Stated problem - Output the data word for word, dropping every image.

Collected data entries -
-- start --
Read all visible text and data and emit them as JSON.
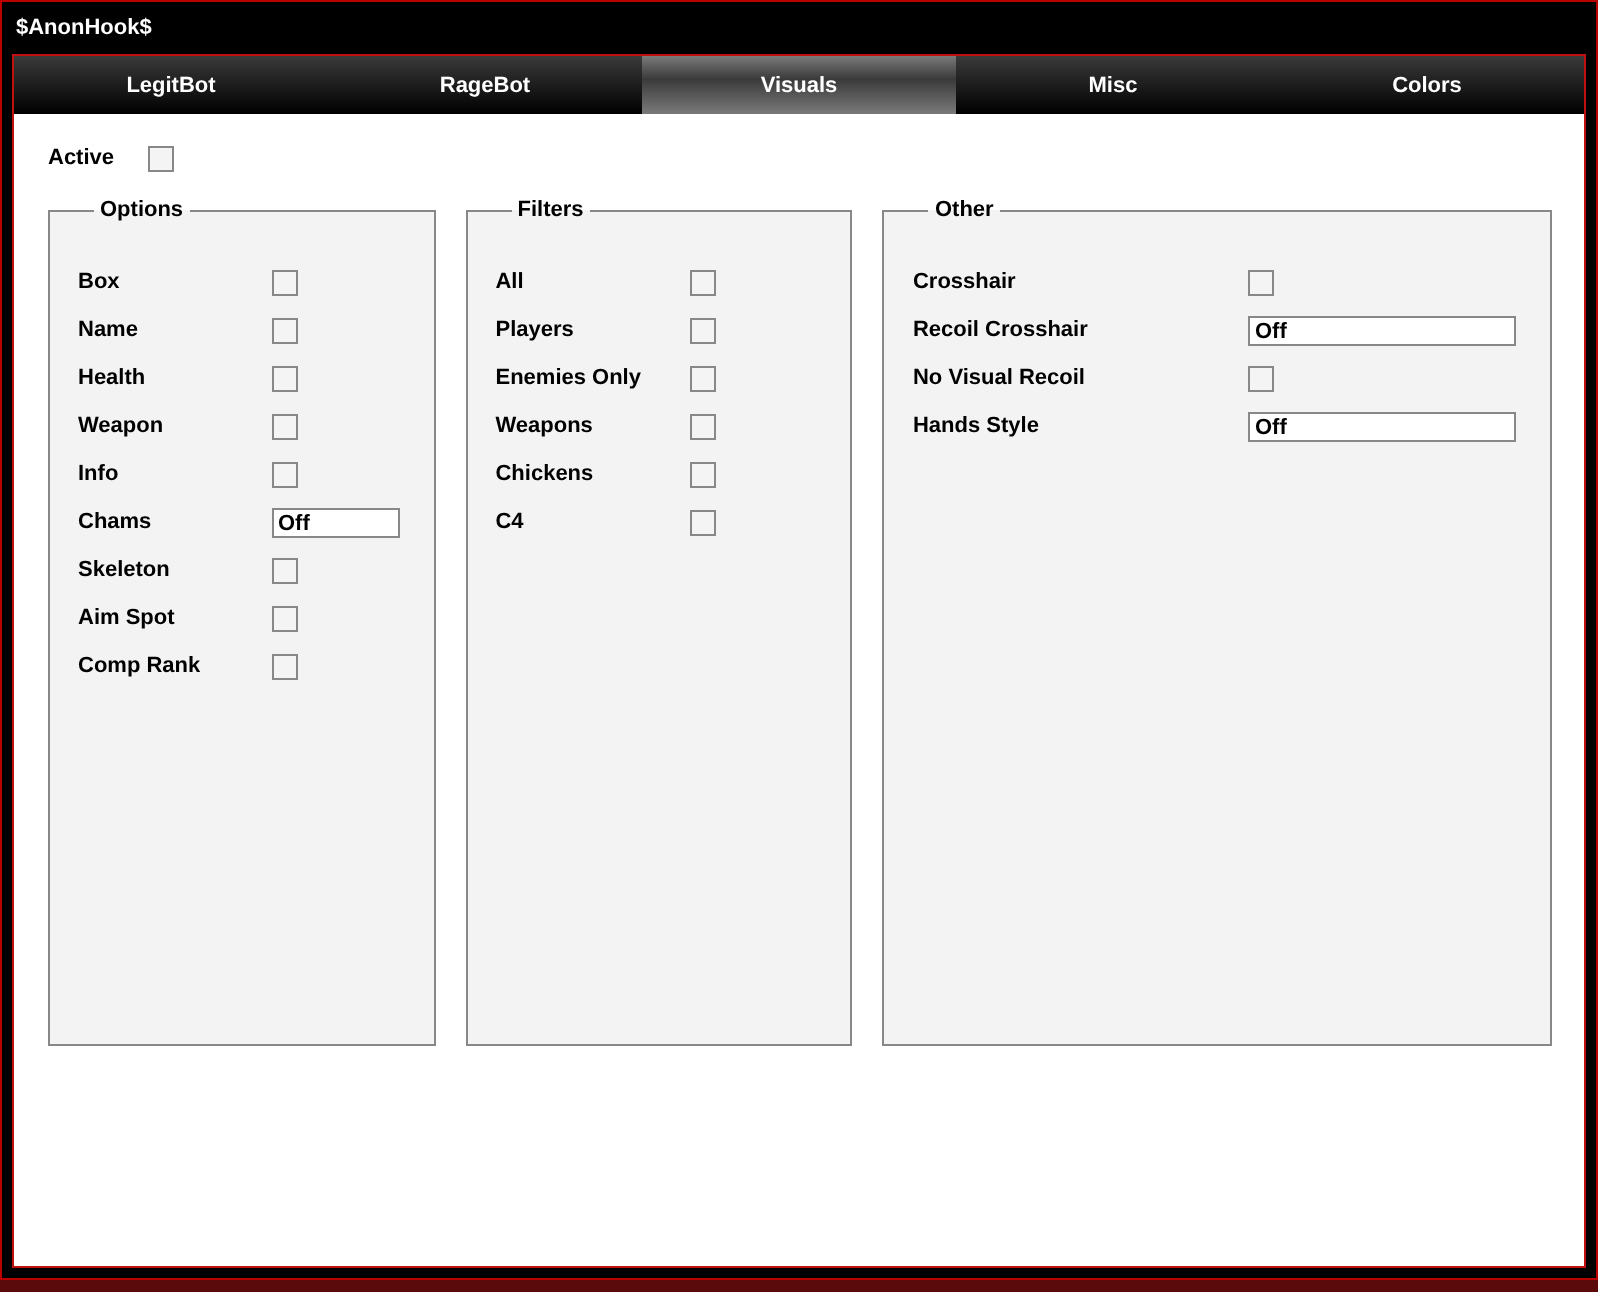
{
  "window": {
    "title": "$AnonHook$"
  },
  "tabs": [
    {
      "label": "LegitBot",
      "selected": false
    },
    {
      "label": "RageBot",
      "selected": false
    },
    {
      "label": "Visuals",
      "selected": true
    },
    {
      "label": "Misc",
      "selected": false
    },
    {
      "label": "Colors",
      "selected": false
    }
  ],
  "active": {
    "label": "Active",
    "checked": false
  },
  "groups": [
    {
      "title": "Options",
      "items": [
        {
          "kind": "checkbox",
          "label": "Box",
          "checked": false
        },
        {
          "kind": "checkbox",
          "label": "Name",
          "checked": false
        },
        {
          "kind": "checkbox",
          "label": "Health",
          "checked": false
        },
        {
          "kind": "checkbox",
          "label": "Weapon",
          "checked": false
        },
        {
          "kind": "checkbox",
          "label": "Info",
          "checked": false
        },
        {
          "kind": "dropdown",
          "label": "Chams",
          "value": "Off"
        },
        {
          "kind": "checkbox",
          "label": "Skeleton",
          "checked": false
        },
        {
          "kind": "checkbox",
          "label": "Aim Spot",
          "checked": false
        },
        {
          "kind": "checkbox",
          "label": "Comp Rank",
          "checked": false
        }
      ]
    },
    {
      "title": "Filters",
      "items": [
        {
          "kind": "checkbox",
          "label": "All",
          "checked": false
        },
        {
          "kind": "checkbox",
          "label": "Players",
          "checked": false
        },
        {
          "kind": "checkbox",
          "label": "Enemies Only",
          "checked": false
        },
        {
          "kind": "checkbox",
          "label": "Weapons",
          "checked": false
        },
        {
          "kind": "checkbox",
          "label": "Chickens",
          "checked": false
        },
        {
          "kind": "checkbox",
          "label": "C4",
          "checked": false
        }
      ]
    },
    {
      "title": "Other",
      "items": [
        {
          "kind": "checkbox",
          "label": "Crosshair",
          "checked": false
        },
        {
          "kind": "dropdown",
          "label": "Recoil Crosshair",
          "value": "Off"
        },
        {
          "kind": "checkbox",
          "label": "No Visual Recoil",
          "checked": false
        },
        {
          "kind": "dropdown",
          "label": "Hands Style",
          "value": "Off"
        }
      ]
    }
  ]
}
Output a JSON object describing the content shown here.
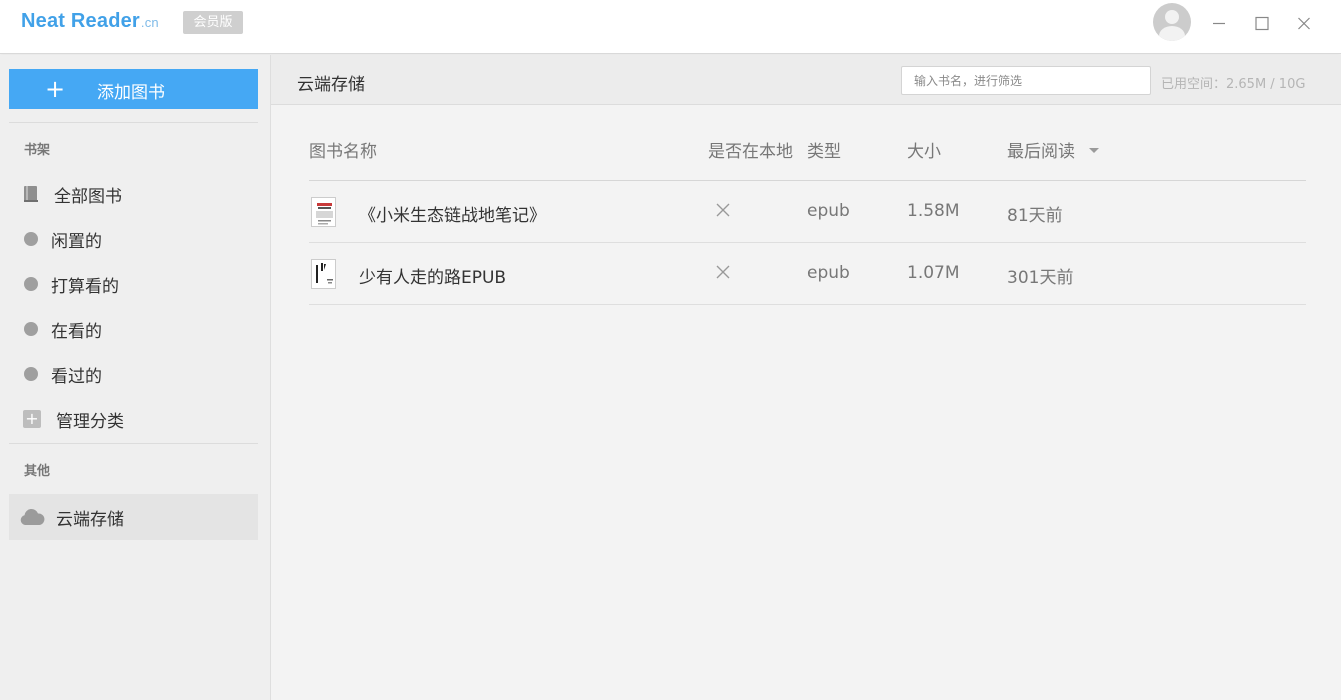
{
  "app": {
    "logo_main": "Neat Reader",
    "logo_suffix": ".cn",
    "vip_badge": "会员版"
  },
  "sidebar": {
    "add_button_plus": "+",
    "add_button_label": "添加图书",
    "shelf_section": "书架",
    "items": [
      {
        "label": "全部图书",
        "icon": "book-icon"
      },
      {
        "label": "闲置的",
        "icon": "dot-icon"
      },
      {
        "label": "打算看的",
        "icon": "dot-icon"
      },
      {
        "label": "在看的",
        "icon": "dot-icon"
      },
      {
        "label": "看过的",
        "icon": "dot-icon"
      },
      {
        "label": "管理分类",
        "icon": "plus-box-icon"
      }
    ],
    "other_section": "其他",
    "cloud_item": {
      "label": "云端存储",
      "icon": "cloud-icon"
    }
  },
  "main": {
    "title": "云端存储",
    "search_placeholder": "输入书名，进行筛选",
    "usage": "已用空间：2.65M / 10G",
    "columns": [
      "图书名称",
      "是否在本地",
      "类型",
      "大小",
      "最后阅读"
    ],
    "rows": [
      {
        "title": "《小米生态链战地笔记》",
        "local": "×",
        "type": "epub",
        "size": "1.58M",
        "last_read": "81天前"
      },
      {
        "title": "少有人走的路EPUB",
        "local": "×",
        "type": "epub",
        "size": "1.07M",
        "last_read": "301天前"
      }
    ]
  },
  "colors": {
    "accent": "#45a8f4",
    "logo": "#41a1e8",
    "sidebar_bg": "#efefef",
    "active_item_bg": "#e4e4e4"
  }
}
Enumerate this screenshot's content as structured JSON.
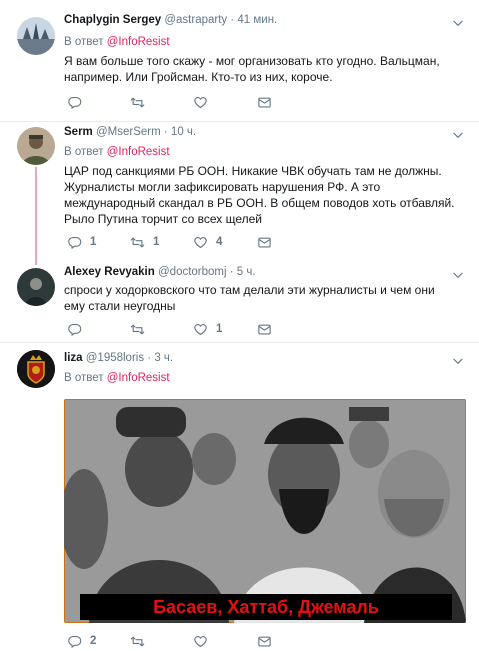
{
  "tweets": [
    {
      "name": "Chaplygin Sergey",
      "handle": "@astraparty",
      "time": "· 41 мин.",
      "reply_prefix": "В ответ",
      "reply_to": "@InfoResist",
      "text": "Я вам больше того скажу - мог организовать кто угодно. Вальцман, например. Или Гройсман. Кто-то из них, короче.",
      "counts": {
        "reply": "",
        "retweet": "",
        "like": ""
      }
    },
    {
      "name": "Serm",
      "handle": "@MserSerm",
      "time": "· 10 ч.",
      "reply_prefix": "В ответ",
      "reply_to": "@InfoResist",
      "text": "ЦАР под санкциями РБ ООН. Никакие ЧВК обучать там не должны. Журналисты могли зафиксировать нарушения РФ. А это международный скандал в РБ ООН. В общем поводов хоть отбавляй. Рыло Путина торчит со всех щелей",
      "counts": {
        "reply": "1",
        "retweet": "1",
        "like": "4"
      }
    },
    {
      "name": "Alexey Revyakin",
      "handle": "@doctorbomj",
      "time": "· 5 ч.",
      "text": "спроси у ходорковского что там делали эти журналисты и чем они ему стали неугодны",
      "counts": {
        "reply": "",
        "retweet": "",
        "like": "1"
      }
    },
    {
      "name": "liza",
      "handle": "@1958loris",
      "time": "· 3 ч.",
      "reply_prefix": "В ответ",
      "reply_to": "@InfoResist",
      "media_caption": "Басаев, Хаттаб, Джемаль",
      "counts": {
        "reply": "2",
        "retweet": "",
        "like": ""
      }
    }
  ],
  "colors": {
    "link": "#e0245e",
    "muted": "#657786",
    "thread_line": "#e8a3c3",
    "separator": "#e6ecf0"
  },
  "icons": [
    "chevron-down-icon",
    "reply-icon",
    "retweet-icon",
    "like-icon",
    "dm-icon"
  ]
}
-- end --
Solution for this problem -
Read all visible text and data and emit them as JSON.
{
  "window": {
    "title": "$AnonHook$"
  },
  "tabs": [
    {
      "label": "LegitBot",
      "selected": false
    },
    {
      "label": "RageBot",
      "selected": false
    },
    {
      "label": "Visuals",
      "selected": true
    },
    {
      "label": "Misc",
      "selected": false
    },
    {
      "label": "Colors",
      "selected": false
    }
  ],
  "active": {
    "label": "Active",
    "checked": false
  },
  "groups": [
    {
      "title": "Options",
      "items": [
        {
          "kind": "checkbox",
          "label": "Box",
          "checked": false
        },
        {
          "kind": "checkbox",
          "label": "Name",
          "checked": false
        },
        {
          "kind": "checkbox",
          "label": "Health",
          "checked": false
        },
        {
          "kind": "checkbox",
          "label": "Weapon",
          "checked": false
        },
        {
          "kind": "checkbox",
          "label": "Info",
          "checked": false
        },
        {
          "kind": "dropdown",
          "label": "Chams",
          "value": "Off"
        },
        {
          "kind": "checkbox",
          "label": "Skeleton",
          "checked": false
        },
        {
          "kind": "checkbox",
          "label": "Aim Spot",
          "checked": false
        },
        {
          "kind": "checkbox",
          "label": "Comp Rank",
          "checked": false
        }
      ]
    },
    {
      "title": "Filters",
      "items": [
        {
          "kind": "checkbox",
          "label": "All",
          "checked": false
        },
        {
          "kind": "checkbox",
          "label": "Players",
          "checked": false
        },
        {
          "kind": "checkbox",
          "label": "Enemies Only",
          "checked": false
        },
        {
          "kind": "checkbox",
          "label": "Weapons",
          "checked": false
        },
        {
          "kind": "checkbox",
          "label": "Chickens",
          "checked": false
        },
        {
          "kind": "checkbox",
          "label": "C4",
          "checked": false
        }
      ]
    },
    {
      "title": "Other",
      "items": [
        {
          "kind": "checkbox",
          "label": "Crosshair",
          "checked": false
        },
        {
          "kind": "dropdown",
          "label": "Recoil Crosshair",
          "value": "Off"
        },
        {
          "kind": "checkbox",
          "label": "No Visual Recoil",
          "checked": false
        },
        {
          "kind": "dropdown",
          "label": "Hands Style",
          "value": "Off"
        }
      ]
    }
  ]
}
Output a JSON object describing the content shown here.
{
  "app": {
    "logo_main": "Neat Reader",
    "logo_suffix": ".cn",
    "vip_badge": "会员版"
  },
  "sidebar": {
    "add_button_plus": "+",
    "add_button_label": "添加图书",
    "shelf_section": "书架",
    "items": [
      {
        "label": "全部图书",
        "icon": "book-icon"
      },
      {
        "label": "闲置的",
        "icon": "dot-icon"
      },
      {
        "label": "打算看的",
        "icon": "dot-icon"
      },
      {
        "label": "在看的",
        "icon": "dot-icon"
      },
      {
        "label": "看过的",
        "icon": "dot-icon"
      },
      {
        "label": "管理分类",
        "icon": "plus-box-icon"
      }
    ],
    "other_section": "其他",
    "cloud_item": {
      "label": "云端存储",
      "icon": "cloud-icon"
    }
  },
  "main": {
    "title": "云端存储",
    "search_placeholder": "输入书名，进行筛选",
    "usage": "已用空间：2.65M / 10G",
    "columns": [
      "图书名称",
      "是否在本地",
      "类型",
      "大小",
      "最后阅读"
    ],
    "rows": [
      {
        "title": "《小米生态链战地笔记》",
        "local": "×",
        "type": "epub",
        "size": "1.58M",
        "last_read": "81天前"
      },
      {
        "title": "少有人走的路EPUB",
        "local": "×",
        "type": "epub",
        "size": "1.07M",
        "last_read": "301天前"
      }
    ]
  },
  "colors": {
    "accent": "#45a8f4",
    "logo": "#41a1e8",
    "sidebar_bg": "#efefef",
    "active_item_bg": "#e4e4e4"
  }
}
Enumerate this screenshot's content as structured JSON.
{
  "tweets": [
    {
      "name": "Chaplygin Sergey",
      "handle": "@astraparty",
      "time": "· 41 мин.",
      "reply_prefix": "В ответ",
      "reply_to": "@InfoResist",
      "text": "Я вам больше того скажу - мог организовать кто угодно. Вальцман, например. Или Гройсман. Кто-то из них, короче.",
      "counts": {
        "reply": "",
        "retweet": "",
        "like": ""
      }
    },
    {
      "name": "Serm",
      "handle": "@MserSerm",
      "time": "· 10 ч.",
      "reply_prefix": "В ответ",
      "reply_to": "@InfoResist",
      "text": "ЦАР под санкциями РБ ООН. Никакие ЧВК обучать там не должны. Журналисты могли зафиксировать нарушения РФ. А это международный скандал в РБ ООН. В общем поводов хоть отбавляй. Рыло Путина торчит со всех щелей",
      "counts": {
        "reply": "1",
        "retweet": "1",
        "like": "4"
      }
    },
    {
      "name": "Alexey Revyakin",
      "handle": "@doctorbomj",
      "time": "· 5 ч.",
      "text": "спроси у ходорковского что там делали эти журналисты и чем они ему стали неугодны",
      "counts": {
        "reply": "",
        "retweet": "",
        "like": "1"
      }
    },
    {
      "name": "liza",
      "handle": "@1958loris",
      "time": "· 3 ч.",
      "reply_prefix": "В ответ",
      "reply_to": "@InfoResist",
      "media_caption": "Басаев, Хаттаб, Джемаль",
      "counts": {
        "reply": "2",
        "retweet": "",
        "like": ""
      }
    }
  ],
  "colors": {
    "link": "#e0245e",
    "muted": "#657786",
    "thread_line": "#e8a3c3",
    "separator": "#e6ecf0"
  },
  "icons": [
    "chevron-down-icon",
    "reply-icon",
    "retweet-icon",
    "like-icon",
    "dm-icon"
  ]
}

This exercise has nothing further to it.